_REQUIRED WORK_
Every entry below must appear again, exactly as written.
--- INPUT FOR THIS TASK Enclosed Below ---
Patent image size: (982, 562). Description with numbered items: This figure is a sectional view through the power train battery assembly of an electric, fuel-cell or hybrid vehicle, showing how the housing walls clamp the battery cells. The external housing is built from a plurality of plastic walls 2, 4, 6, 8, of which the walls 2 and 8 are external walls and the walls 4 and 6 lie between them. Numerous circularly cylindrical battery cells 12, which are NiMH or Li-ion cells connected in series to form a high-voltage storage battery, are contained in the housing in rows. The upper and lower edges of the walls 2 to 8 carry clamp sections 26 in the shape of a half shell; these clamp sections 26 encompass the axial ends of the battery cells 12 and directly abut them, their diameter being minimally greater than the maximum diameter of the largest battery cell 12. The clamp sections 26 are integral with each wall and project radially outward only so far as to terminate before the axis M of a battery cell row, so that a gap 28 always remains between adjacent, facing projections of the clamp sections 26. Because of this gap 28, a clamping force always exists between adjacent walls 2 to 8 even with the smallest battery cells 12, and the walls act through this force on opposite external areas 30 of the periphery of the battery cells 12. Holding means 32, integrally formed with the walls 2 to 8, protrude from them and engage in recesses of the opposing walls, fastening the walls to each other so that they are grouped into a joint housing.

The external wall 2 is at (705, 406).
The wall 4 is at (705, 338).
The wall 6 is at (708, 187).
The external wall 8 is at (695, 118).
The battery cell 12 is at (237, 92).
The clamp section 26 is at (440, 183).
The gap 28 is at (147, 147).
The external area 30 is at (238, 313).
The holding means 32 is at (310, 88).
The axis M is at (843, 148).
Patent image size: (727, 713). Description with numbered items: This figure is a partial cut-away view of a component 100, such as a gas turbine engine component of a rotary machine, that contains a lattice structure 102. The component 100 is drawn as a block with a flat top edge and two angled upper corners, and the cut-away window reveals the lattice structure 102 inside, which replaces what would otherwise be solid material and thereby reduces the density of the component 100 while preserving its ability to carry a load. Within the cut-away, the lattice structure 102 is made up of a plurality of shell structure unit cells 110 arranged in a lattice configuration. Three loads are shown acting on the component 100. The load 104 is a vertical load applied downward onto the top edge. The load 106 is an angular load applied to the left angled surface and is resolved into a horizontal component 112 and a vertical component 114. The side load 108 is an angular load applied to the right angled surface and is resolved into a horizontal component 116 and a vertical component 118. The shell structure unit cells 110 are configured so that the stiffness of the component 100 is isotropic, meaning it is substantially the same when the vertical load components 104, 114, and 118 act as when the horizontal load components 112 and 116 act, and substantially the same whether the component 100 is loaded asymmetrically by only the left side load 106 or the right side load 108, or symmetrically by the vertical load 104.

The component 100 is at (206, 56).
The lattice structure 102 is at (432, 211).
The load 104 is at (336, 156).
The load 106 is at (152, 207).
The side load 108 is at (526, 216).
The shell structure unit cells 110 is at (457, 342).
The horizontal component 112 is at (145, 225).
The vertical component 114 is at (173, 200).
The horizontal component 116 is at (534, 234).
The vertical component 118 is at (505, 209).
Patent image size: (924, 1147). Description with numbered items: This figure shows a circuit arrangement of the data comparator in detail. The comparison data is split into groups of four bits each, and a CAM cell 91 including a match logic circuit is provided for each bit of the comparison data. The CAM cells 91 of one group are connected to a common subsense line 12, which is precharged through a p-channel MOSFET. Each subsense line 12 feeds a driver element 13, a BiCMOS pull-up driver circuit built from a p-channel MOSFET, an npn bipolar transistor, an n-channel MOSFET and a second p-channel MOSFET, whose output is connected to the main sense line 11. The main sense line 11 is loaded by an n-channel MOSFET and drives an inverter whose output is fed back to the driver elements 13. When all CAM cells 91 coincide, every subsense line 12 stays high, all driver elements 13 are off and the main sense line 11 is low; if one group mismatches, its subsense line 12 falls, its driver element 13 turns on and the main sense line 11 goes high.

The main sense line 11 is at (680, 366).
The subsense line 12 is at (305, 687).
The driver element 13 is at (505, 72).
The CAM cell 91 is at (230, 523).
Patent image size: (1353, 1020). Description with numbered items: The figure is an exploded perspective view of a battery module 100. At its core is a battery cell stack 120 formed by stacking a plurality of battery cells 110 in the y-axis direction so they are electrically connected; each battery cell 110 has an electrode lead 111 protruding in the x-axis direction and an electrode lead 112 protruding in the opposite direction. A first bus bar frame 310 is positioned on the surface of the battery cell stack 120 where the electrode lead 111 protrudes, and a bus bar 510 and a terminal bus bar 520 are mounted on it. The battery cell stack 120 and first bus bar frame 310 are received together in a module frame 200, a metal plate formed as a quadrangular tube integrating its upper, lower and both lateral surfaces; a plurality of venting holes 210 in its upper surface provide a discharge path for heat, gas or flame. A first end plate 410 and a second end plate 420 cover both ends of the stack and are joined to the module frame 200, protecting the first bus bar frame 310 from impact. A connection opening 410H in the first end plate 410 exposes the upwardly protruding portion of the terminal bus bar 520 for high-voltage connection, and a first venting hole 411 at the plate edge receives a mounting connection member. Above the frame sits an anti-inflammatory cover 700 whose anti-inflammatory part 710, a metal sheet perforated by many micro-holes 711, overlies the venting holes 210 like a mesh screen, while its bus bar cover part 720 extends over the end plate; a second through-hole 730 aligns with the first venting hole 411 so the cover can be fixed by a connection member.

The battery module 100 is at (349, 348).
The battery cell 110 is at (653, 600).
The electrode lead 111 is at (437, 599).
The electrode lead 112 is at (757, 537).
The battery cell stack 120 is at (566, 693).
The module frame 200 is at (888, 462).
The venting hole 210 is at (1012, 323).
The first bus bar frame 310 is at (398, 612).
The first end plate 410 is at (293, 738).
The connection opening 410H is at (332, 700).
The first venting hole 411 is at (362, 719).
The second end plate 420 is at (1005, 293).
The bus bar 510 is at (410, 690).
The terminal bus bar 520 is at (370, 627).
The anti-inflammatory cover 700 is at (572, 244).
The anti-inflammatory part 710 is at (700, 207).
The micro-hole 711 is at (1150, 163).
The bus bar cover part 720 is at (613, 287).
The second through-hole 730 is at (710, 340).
--- End of Enclosed INPUT FOR THIS TASK ---
_ANSWER SPACE_
Patent image size: (982, 562). Description with numbered items: This figure is a sectional view through the power train battery assembly of an electric, fuel-cell or hybrid vehicle, showing how the housing walls clamp the battery cells. The external housing is built from a plurality of plastic walls 2, 4, 6, 8, of which the walls 2 and 8 are external walls and the walls 4 and 6 lie between them. Numerous circularly cylindrical battery cells 12, which are NiMH or Li-ion cells connected in series to form a high-voltage storage battery, are contained in the housing in rows. The upper and lower edges of the walls 2 to 8 carry clamp sections 26 in the shape of a half shell; these clamp sections 26 encompass the axial ends of the battery cells 12 and directly abut them, their diameter being minimally greater than the maximum diameter of the largest battery cell 12. The clamp sections 26 are integral with each wall and project radially outward only so far as to terminate before the axis M of a battery cell row, so that a gap 28 always remains between adjacent, facing projections of the clamp sections 26. Because of this gap 28, a clamping force always exists between adjacent walls 2 to 8 even with the smallest battery cells 12, and the walls act through this force on opposite external areas 30 of the periphery of the battery cells 12. Holding means 32, integrally formed with the walls 2 to 8, protrude from them and engage in recesses of the opposing walls, fastening the walls to each other so that they are grouped into a joint housing.

The external wall 2 is at (705, 406).
The wall 4 is at (705, 338).
The wall 6 is at (708, 187).
The external wall 8 is at (695, 118).
The battery cell 12 is at (237, 92).
The clamp section 26 is at (440, 183).
The gap 28 is at (147, 147).
The external area 30 is at (238, 313).
The holding means 32 is at (310, 88).
The axis M is at (843, 148).
Patent image size: (727, 713). Description with numbered items: This figure is a partial cut-away view of a component 100, such as a gas turbine engine component of a rotary machine, that contains a lattice structure 102. The component 100 is drawn as a block with a flat top edge and two angled upper corners, and the cut-away window reveals the lattice structure 102 inside, which replaces what would otherwise be solid material and thereby reduces the density of the component 100 while preserving its ability to carry a load. Within the cut-away, the lattice structure 102 is made up of a plurality of shell structure unit cells 110 arranged in a lattice configuration. Three loads are shown acting on the component 100. The load 104 is a vertical load applied downward onto the top edge. The load 106 is an angular load applied to the left angled surface and is resolved into a horizontal component 112 and a vertical component 114. The side load 108 is an angular load applied to the right angled surface and is resolved into a horizontal component 116 and a vertical component 118. The shell structure unit cells 110 are configured so that the stiffness of the component 100 is isotropic, meaning it is substantially the same when the vertical load components 104, 114, and 118 act as when the horizontal load components 112 and 116 act, and substantially the same whether the component 100 is loaded asymmetrically by only the left side load 106 or the right side load 108, or symmetrically by the vertical load 104.

The component 100 is at (206, 56).
The lattice structure 102 is at (432, 211).
The load 104 is at (336, 156).
The load 106 is at (152, 207).
The side load 108 is at (526, 216).
The shell structure unit cells 110 is at (457, 342).
The horizontal component 112 is at (145, 225).
The vertical component 114 is at (173, 200).
The horizontal component 116 is at (534, 234).
The vertical component 118 is at (505, 209).
Patent image size: (924, 1147). Description with numbered items: This figure shows a circuit arrangement of the data comparator in detail. The comparison data is split into groups of four bits each, and a CAM cell 91 including a match logic circuit is provided for each bit of the comparison data. The CAM cells 91 of one group are connected to a common subsense line 12, which is precharged through a p-channel MOSFET. Each subsense line 12 feeds a driver element 13, a BiCMOS pull-up driver circuit built from a p-channel MOSFET, an npn bipolar transistor, an n-channel MOSFET and a second p-channel MOSFET, whose output is connected to the main sense line 11. The main sense line 11 is loaded by an n-channel MOSFET and drives an inverter whose output is fed back to the driver elements 13. When all CAM cells 91 coincide, every subsense line 12 stays high, all driver elements 13 are off and the main sense line 11 is low; if one group mismatches, its subsense line 12 falls, its driver element 13 turns on and the main sense line 11 goes high.

The main sense line 11 is at (680, 366).
The subsense line 12 is at (305, 687).
The driver element 13 is at (505, 72).
The CAM cell 91 is at (230, 523).
Patent image size: (1353, 1020). Description with numbered items: The figure is an exploded perspective view of a battery module 100. At its core is a battery cell stack 120 formed by stacking a plurality of battery cells 110 in the y-axis direction so they are electrically connected; each battery cell 110 has an electrode lead 111 protruding in the x-axis direction and an electrode lead 112 protruding in the opposite direction. A first bus bar frame 310 is positioned on the surface of the battery cell stack 120 where the electrode lead 111 protrudes, and a bus bar 510 and a terminal bus bar 520 are mounted on it. The battery cell stack 120 and first bus bar frame 310 are received together in a module frame 200, a metal plate formed as a quadrangular tube integrating its upper, lower and both lateral surfaces; a plurality of venting holes 210 in its upper surface provide a discharge path for heat, gas or flame. A first end plate 410 and a second end plate 420 cover both ends of the stack and are joined to the module frame 200, protecting the first bus bar frame 310 from impact. A connection opening 410H in the first end plate 410 exposes the upwardly protruding portion of the terminal bus bar 520 for high-voltage connection, and a first venting hole 411 at the plate edge receives a mounting connection member. Above the frame sits an anti-inflammatory cover 700 whose anti-inflammatory part 710, a metal sheet perforated by many micro-holes 711, overlies the venting holes 210 like a mesh screen, while its bus bar cover part 720 extends over the end plate; a second through-hole 730 aligns with the first venting hole 411 so the cover can be fixed by a connection member.

The battery module 100 is at (349, 348).
The battery cell 110 is at (653, 600).
The electrode lead 111 is at (437, 599).
The electrode lead 112 is at (757, 537).
The battery cell stack 120 is at (566, 693).
The module frame 200 is at (888, 462).
The venting hole 210 is at (1012, 323).
The first bus bar frame 310 is at (398, 612).
The first end plate 410 is at (293, 738).
The connection opening 410H is at (332, 700).
The first venting hole 411 is at (362, 719).
The second end plate 420 is at (1005, 293).
The bus bar 510 is at (410, 690).
The terminal bus bar 520 is at (370, 627).
The anti-inflammatory cover 700 is at (572, 244).
The anti-inflammatory part 710 is at (700, 207).
The micro-hole 711 is at (1150, 163).
The bus bar cover part 720 is at (613, 287).
The second through-hole 730 is at (710, 340).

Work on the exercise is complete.